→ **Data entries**
· · · · · · ·
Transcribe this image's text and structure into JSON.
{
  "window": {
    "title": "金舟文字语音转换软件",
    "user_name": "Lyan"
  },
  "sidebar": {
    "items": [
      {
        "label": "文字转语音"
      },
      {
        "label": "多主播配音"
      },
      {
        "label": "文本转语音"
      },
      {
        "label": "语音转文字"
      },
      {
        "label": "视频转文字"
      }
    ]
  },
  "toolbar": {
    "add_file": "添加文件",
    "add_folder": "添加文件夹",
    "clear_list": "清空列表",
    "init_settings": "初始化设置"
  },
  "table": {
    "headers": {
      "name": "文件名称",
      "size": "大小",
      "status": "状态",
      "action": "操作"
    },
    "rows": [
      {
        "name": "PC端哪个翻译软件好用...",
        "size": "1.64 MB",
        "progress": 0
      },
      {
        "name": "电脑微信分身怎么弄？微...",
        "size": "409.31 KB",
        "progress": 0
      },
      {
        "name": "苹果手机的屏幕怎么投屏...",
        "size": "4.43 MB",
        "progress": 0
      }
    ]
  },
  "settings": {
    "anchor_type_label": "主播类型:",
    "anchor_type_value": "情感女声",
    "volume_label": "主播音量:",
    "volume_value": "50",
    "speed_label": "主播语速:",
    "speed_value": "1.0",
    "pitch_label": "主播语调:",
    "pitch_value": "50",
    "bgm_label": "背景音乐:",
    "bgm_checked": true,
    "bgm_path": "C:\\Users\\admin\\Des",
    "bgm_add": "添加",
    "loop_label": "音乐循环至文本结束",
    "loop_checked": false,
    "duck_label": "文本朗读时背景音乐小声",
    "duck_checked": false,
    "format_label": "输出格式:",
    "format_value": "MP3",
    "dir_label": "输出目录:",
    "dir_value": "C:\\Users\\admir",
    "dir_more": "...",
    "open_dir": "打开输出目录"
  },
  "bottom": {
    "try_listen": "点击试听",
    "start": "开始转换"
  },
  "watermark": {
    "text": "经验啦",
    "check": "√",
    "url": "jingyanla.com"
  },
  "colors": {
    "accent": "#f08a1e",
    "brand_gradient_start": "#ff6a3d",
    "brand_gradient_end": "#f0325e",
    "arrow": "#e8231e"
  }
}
· · · · · · ·
→ **GIVEN PROBLEM**
Pull out every line in the data above that has the word "text".

→ **RESULT FOR THIS TASK**
Transcribe this image's text and structure into JSON.
    "text": "经验啦",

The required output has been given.